[Records from a data collection]
━━━━━━━━━━━━━━━━━━━━

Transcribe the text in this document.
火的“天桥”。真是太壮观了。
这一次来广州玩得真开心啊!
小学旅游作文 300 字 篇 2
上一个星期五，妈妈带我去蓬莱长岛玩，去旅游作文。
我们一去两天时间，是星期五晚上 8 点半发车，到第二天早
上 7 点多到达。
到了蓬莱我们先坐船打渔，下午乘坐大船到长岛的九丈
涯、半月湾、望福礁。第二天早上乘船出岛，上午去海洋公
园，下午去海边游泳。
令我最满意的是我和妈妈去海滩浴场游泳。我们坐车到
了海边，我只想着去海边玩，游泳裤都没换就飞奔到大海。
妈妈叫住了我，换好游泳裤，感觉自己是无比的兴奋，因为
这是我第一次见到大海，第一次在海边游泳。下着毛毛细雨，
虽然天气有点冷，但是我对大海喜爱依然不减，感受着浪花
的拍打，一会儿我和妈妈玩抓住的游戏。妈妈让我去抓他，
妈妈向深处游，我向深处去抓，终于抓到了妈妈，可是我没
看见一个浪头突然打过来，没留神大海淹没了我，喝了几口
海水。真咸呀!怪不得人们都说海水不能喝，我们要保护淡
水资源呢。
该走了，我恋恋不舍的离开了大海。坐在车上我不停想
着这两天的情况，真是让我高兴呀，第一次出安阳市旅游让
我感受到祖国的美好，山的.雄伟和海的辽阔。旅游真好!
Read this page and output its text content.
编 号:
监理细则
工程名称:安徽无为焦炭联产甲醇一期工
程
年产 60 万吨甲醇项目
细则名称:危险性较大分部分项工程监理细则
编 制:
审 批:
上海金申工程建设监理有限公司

━━━━━━━━━━━━━━━━━━━━

Task: Your task is to extract all of the records exactly.

Complete output:
Transcribe the text in this document.
火的“天桥”。真是太壮观了。
这一次来广州玩得真开心啊!
小学旅游作文 300 字 篇 2
上一个星期五，妈妈带我去蓬莱长岛玩，去旅游作文。
我们一去两天时间，是星期五晚上 8 点半发车，到第二天早
上 7 点多到达。
到了蓬莱我们先坐船打渔，下午乘坐大船到长岛的九丈
涯、半月湾、望福礁。第二天早上乘船出岛，上午去海洋公
园，下午去海边游泳。
令我最满意的是我和妈妈去海滩浴场游泳。我们坐车到
了海边，我只想着去海边玩，游泳裤都没换就飞奔到大海。
妈妈叫住了我，换好游泳裤，感觉自己是无比的兴奋，因为
这是我第一次见到大海，第一次在海边游泳。下着毛毛细雨，
虽然天气有点冷，但是我对大海喜爱依然不减，感受着浪花
的拍打，一会儿我和妈妈玩抓住的游戏。妈妈让我去抓他，
妈妈向深处游，我向深处去抓，终于抓到了妈妈，可是我没
看见一个浪头突然打过来，没留神大海淹没了我，喝了几口
海水。真咸呀!怪不得人们都说海水不能喝，我们要保护淡
水资源呢。
该走了，我恋恋不舍的离开了大海。坐在车上我不停想
着这两天的情况，真是让我高兴呀，第一次出安阳市旅游让
我感受到祖国的美好，山的.雄伟和海的辽阔。旅游真好!
Read this page and output its text content.
编 号:
监理细则
工程名称:安徽无为焦炭联产甲醇一期工
程
年产 60 万吨甲醇项目
细则名称:危险性较大分部分项工程监理细则
编 制:
审 批:
上海金申工程建设监理有限公司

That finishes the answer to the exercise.